++++ EXCERPTED DATA ++++

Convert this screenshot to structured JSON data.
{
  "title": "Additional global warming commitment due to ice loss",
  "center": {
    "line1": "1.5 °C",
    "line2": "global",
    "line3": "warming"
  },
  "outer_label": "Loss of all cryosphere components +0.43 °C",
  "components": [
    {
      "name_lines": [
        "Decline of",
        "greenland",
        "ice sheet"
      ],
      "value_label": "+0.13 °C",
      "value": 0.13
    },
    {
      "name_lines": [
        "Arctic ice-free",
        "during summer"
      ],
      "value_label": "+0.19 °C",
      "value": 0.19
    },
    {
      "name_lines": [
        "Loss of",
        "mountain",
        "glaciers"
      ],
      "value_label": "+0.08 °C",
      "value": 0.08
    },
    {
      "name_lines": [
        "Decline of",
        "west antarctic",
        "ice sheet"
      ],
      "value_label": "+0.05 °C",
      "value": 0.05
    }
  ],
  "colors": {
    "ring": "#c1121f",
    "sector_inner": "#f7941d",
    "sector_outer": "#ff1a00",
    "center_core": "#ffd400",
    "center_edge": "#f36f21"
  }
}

++++

• [WRITTEN EXERCISE]
Each line in the data that holds the string "global" should be found and copied.

• [TASK SOLUTION]
  "title": "Additional global warming commitment due to ice loss",
    "line2": "global",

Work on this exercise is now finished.